INPUT DATA ->
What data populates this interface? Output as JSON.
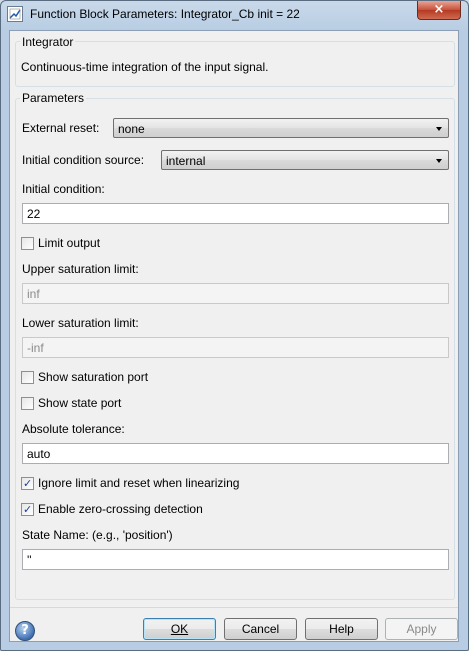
{
  "window": {
    "title": "Function Block Parameters: Integrator_Cb init = 22",
    "close_glyph": "×"
  },
  "block": {
    "group_label": "Integrator",
    "description": "Continuous-time integration of the input signal."
  },
  "parameters": {
    "group_label": "Parameters",
    "external_reset": {
      "label": "External reset:",
      "value": "none"
    },
    "ic_source": {
      "label": "Initial condition source:",
      "value": "internal"
    },
    "initial_condition": {
      "label": "Initial condition:",
      "value": "22"
    },
    "limit_output": {
      "label": "Limit output",
      "checked": false
    },
    "upper_limit": {
      "label": "Upper saturation limit:",
      "value": "inf"
    },
    "lower_limit": {
      "label": "Lower saturation limit:",
      "value": "-inf"
    },
    "show_sat_port": {
      "label": "Show saturation port",
      "checked": false
    },
    "show_state_port": {
      "label": "Show state port",
      "checked": false
    },
    "abs_tol": {
      "label": "Absolute tolerance:",
      "value": "auto"
    },
    "ignore_limit": {
      "label": "Ignore limit and reset when linearizing",
      "checked": true
    },
    "zero_crossing": {
      "label": "Enable zero-crossing detection",
      "checked": true
    },
    "state_name": {
      "label": "State Name: (e.g., 'position')",
      "value": "''"
    }
  },
  "buttons": {
    "ok": "OK",
    "cancel": "Cancel",
    "help": "Help",
    "apply": "Apply"
  },
  "help_icon_glyph": "?",
  "check_glyph": "✓"
}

EXERCISE AIM -> Write out the material above once more, exactly as it reads, with no pictures.

RESULT OF THIS EXERCISE ->
What data populates this interface? Output as JSON.
{
  "window": {
    "title": "Function Block Parameters: Integrator_Cb init = 22",
    "close_glyph": "×"
  },
  "block": {
    "group_label": "Integrator",
    "description": "Continuous-time integration of the input signal."
  },
  "parameters": {
    "group_label": "Parameters",
    "external_reset": {
      "label": "External reset:",
      "value": "none"
    },
    "ic_source": {
      "label": "Initial condition source:",
      "value": "internal"
    },
    "initial_condition": {
      "label": "Initial condition:",
      "value": "22"
    },
    "limit_output": {
      "label": "Limit output",
      "checked": false
    },
    "upper_limit": {
      "label": "Upper saturation limit:",
      "value": "inf"
    },
    "lower_limit": {
      "label": "Lower saturation limit:",
      "value": "-inf"
    },
    "show_sat_port": {
      "label": "Show saturation port",
      "checked": false
    },
    "show_state_port": {
      "label": "Show state port",
      "checked": false
    },
    "abs_tol": {
      "label": "Absolute tolerance:",
      "value": "auto"
    },
    "ignore_limit": {
      "label": "Ignore limit and reset when linearizing",
      "checked": true
    },
    "zero_crossing": {
      "label": "Enable zero-crossing detection",
      "checked": true
    },
    "state_name": {
      "label": "State Name: (e.g., 'position')",
      "value": "''"
    }
  },
  "buttons": {
    "ok": "OK",
    "cancel": "Cancel",
    "help": "Help",
    "apply": "Apply"
  },
  "help_icon_glyph": "?",
  "check_glyph": "✓"
}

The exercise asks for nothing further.